▶ WHAT TO DO
Repeat the whole of the data, keeping every detail the same.

Data extracted from a collection:
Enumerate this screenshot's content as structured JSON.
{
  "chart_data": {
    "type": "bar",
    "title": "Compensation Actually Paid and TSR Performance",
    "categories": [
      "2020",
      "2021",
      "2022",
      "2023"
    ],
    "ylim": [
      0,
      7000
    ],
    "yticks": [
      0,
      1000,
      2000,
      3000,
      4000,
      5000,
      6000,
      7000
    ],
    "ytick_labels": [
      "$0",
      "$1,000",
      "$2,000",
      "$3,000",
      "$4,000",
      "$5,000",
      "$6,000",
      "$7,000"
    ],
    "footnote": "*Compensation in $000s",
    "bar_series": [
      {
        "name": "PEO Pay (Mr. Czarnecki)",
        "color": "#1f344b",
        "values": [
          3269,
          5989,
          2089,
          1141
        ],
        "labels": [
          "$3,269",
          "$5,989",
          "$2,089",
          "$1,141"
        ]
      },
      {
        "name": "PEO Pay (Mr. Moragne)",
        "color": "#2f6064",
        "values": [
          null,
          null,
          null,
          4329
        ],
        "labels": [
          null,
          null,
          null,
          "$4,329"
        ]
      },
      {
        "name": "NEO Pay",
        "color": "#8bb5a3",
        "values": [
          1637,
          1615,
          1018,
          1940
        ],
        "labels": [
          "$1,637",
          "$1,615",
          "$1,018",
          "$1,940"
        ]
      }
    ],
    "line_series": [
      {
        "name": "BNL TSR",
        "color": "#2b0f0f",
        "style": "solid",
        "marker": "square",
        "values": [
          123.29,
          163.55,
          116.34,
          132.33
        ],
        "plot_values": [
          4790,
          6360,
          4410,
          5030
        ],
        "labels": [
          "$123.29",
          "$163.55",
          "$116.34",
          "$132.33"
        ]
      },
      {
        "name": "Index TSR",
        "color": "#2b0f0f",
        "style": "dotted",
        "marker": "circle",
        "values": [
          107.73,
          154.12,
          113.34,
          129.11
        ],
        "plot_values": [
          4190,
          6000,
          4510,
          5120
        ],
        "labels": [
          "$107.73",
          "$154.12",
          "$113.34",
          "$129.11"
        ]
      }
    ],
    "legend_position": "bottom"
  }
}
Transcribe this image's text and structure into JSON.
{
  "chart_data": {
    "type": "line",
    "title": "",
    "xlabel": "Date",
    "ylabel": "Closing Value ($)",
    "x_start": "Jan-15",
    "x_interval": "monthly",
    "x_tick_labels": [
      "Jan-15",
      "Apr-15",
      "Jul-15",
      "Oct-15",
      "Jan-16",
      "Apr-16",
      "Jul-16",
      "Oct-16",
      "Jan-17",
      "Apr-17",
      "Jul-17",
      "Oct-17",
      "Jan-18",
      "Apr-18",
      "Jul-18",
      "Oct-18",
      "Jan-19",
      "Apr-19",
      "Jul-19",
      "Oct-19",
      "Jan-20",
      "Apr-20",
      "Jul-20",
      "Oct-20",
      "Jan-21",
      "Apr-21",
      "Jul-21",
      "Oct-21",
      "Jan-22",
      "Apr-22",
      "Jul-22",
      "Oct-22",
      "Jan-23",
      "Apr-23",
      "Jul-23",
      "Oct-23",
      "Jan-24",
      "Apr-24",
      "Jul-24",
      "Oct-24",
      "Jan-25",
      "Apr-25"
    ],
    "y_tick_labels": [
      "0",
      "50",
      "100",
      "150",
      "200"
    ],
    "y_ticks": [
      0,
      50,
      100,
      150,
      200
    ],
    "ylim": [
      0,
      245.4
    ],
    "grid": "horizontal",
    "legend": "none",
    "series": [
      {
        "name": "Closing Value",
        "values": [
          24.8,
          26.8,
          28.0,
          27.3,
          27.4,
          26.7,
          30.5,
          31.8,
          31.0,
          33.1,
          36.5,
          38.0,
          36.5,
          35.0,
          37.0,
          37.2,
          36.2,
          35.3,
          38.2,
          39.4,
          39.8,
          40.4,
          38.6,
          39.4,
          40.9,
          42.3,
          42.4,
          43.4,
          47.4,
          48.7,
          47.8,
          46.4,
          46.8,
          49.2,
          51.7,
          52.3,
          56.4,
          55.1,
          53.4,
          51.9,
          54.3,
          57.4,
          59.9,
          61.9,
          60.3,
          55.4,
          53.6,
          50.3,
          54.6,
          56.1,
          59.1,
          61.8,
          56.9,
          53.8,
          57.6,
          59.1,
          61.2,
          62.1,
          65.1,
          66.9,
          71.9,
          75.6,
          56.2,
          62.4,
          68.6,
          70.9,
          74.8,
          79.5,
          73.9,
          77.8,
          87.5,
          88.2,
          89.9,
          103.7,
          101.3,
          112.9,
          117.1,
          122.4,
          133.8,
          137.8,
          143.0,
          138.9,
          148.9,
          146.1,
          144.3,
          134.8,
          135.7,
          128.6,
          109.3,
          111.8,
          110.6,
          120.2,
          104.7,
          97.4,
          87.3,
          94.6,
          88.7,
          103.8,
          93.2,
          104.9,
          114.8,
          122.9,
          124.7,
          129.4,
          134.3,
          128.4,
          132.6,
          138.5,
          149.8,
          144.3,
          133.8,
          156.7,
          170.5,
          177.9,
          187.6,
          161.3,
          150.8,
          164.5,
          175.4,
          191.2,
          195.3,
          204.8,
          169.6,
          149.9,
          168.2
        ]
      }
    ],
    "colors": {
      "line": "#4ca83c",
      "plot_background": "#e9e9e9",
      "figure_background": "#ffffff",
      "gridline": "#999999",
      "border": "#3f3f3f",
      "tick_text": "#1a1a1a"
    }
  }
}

▶ WRITTEN REPLY
Enumerate this screenshot's content as structured JSON.
{
  "chart_data": {
    "type": "bar",
    "title": "Compensation Actually Paid and TSR Performance",
    "categories": [
      "2020",
      "2021",
      "2022",
      "2023"
    ],
    "ylim": [
      0,
      7000
    ],
    "yticks": [
      0,
      1000,
      2000,
      3000,
      4000,
      5000,
      6000,
      7000
    ],
    "ytick_labels": [
      "$0",
      "$1,000",
      "$2,000",
      "$3,000",
      "$4,000",
      "$5,000",
      "$6,000",
      "$7,000"
    ],
    "footnote": "*Compensation in $000s",
    "bar_series": [
      {
        "name": "PEO Pay (Mr. Czarnecki)",
        "color": "#1f344b",
        "values": [
          3269,
          5989,
          2089,
          1141
        ],
        "labels": [
          "$3,269",
          "$5,989",
          "$2,089",
          "$1,141"
        ]
      },
      {
        "name": "PEO Pay (Mr. Moragne)",
        "color": "#2f6064",
        "values": [
          null,
          null,
          null,
          4329
        ],
        "labels": [
          null,
          null,
          null,
          "$4,329"
        ]
      },
      {
        "name": "NEO Pay",
        "color": "#8bb5a3",
        "values": [
          1637,
          1615,
          1018,
          1940
        ],
        "labels": [
          "$1,637",
          "$1,615",
          "$1,018",
          "$1,940"
        ]
      }
    ],
    "line_series": [
      {
        "name": "BNL TSR",
        "color": "#2b0f0f",
        "style": "solid",
        "marker": "square",
        "values": [
          123.29,
          163.55,
          116.34,
          132.33
        ],
        "plot_values": [
          4790,
          6360,
          4410,
          5030
        ],
        "labels": [
          "$123.29",
          "$163.55",
          "$116.34",
          "$132.33"
        ]
      },
      {
        "name": "Index TSR",
        "color": "#2b0f0f",
        "style": "dotted",
        "marker": "circle",
        "values": [
          107.73,
          154.12,
          113.34,
          129.11
        ],
        "plot_values": [
          4190,
          6000,
          4510,
          5120
        ],
        "labels": [
          "$107.73",
          "$154.12",
          "$113.34",
          "$129.11"
        ]
      }
    ],
    "legend_position": "bottom"
  }
}
Transcribe this image's text and structure into JSON.
{
  "chart_data": {
    "type": "line",
    "title": "",
    "xlabel": "Date",
    "ylabel": "Closing Value ($)",
    "x_start": "Jan-15",
    "x_interval": "monthly",
    "x_tick_labels": [
      "Jan-15",
      "Apr-15",
      "Jul-15",
      "Oct-15",
      "Jan-16",
      "Apr-16",
      "Jul-16",
      "Oct-16",
      "Jan-17",
      "Apr-17",
      "Jul-17",
      "Oct-17",
      "Jan-18",
      "Apr-18",
      "Jul-18",
      "Oct-18",
      "Jan-19",
      "Apr-19",
      "Jul-19",
      "Oct-19",
      "Jan-20",
      "Apr-20",
      "Jul-20",
      "Oct-20",
      "Jan-21",
      "Apr-21",
      "Jul-21",
      "Oct-21",
      "Jan-22",
      "Apr-22",
      "Jul-22",
      "Oct-22",
      "Jan-23",
      "Apr-23",
      "Jul-23",
      "Oct-23",
      "Jan-24",
      "Apr-24",
      "Jul-24",
      "Oct-24",
      "Jan-25",
      "Apr-25"
    ],
    "y_tick_labels": [
      "0",
      "50",
      "100",
      "150",
      "200"
    ],
    "y_ticks": [
      0,
      50,
      100,
      150,
      200
    ],
    "ylim": [
      0,
      245.4
    ],
    "grid": "horizontal",
    "legend": "none",
    "series": [
      {
        "name": "Closing Value",
        "values": [
          24.8,
          26.8,
          28.0,
          27.3,
          27.4,
          26.7,
          30.5,
          31.8,
          31.0,
          33.1,
          36.5,
          38.0,
          36.5,
          35.0,
          37.0,
          37.2,
          36.2,
          35.3,
          38.2,
          39.4,
          39.8,
          40.4,
          38.6,
          39.4,
          40.9,
          42.3,
          42.4,
          43.4,
          47.4,
          48.7,
          47.8,
          46.4,
          46.8,
          49.2,
          51.7,
          52.3,
          56.4,
          55.1,
          53.4,
          51.9,
          54.3,
          57.4,
          59.9,
          61.9,
          60.3,
          55.4,
          53.6,
          50.3,
          54.6,
          56.1,
          59.1,
          61.8,
          56.9,
          53.8,
          57.6,
          59.1,
          61.2,
          62.1,
          65.1,
          66.9,
          71.9,
          75.6,
          56.2,
          62.4,
          68.6,
          70.9,
          74.8,
          79.5,
          73.9,
          77.8,
          87.5,
          88.2,
          89.9,
          103.7,
          101.3,
          112.9,
          117.1,
          122.4,
          133.8,
          137.8,
          143.0,
          138.9,
          148.9,
          146.1,
          144.3,
          134.8,
          135.7,
          128.6,
          109.3,
          111.8,
          110.6,
          120.2,
          104.7,
          97.4,
          87.3,
          94.6,
          88.7,
          103.8,
          93.2,
          104.9,
          114.8,
          122.9,
          124.7,
          129.4,
          134.3,
          128.4,
          132.6,
          138.5,
          149.8,
          144.3,
          133.8,
          156.7,
          170.5,
          177.9,
          187.6,
          161.3,
          150.8,
          164.5,
          175.4,
          191.2,
          195.3,
          204.8,
          169.6,
          149.9,
          168.2
        ]
      }
    ],
    "colors": {
      "line": "#4ca83c",
      "plot_background": "#e9e9e9",
      "figure_background": "#ffffff",
      "gridline": "#999999",
      "border": "#3f3f3f",
      "tick_text": "#1a1a1a"
    }
  }
}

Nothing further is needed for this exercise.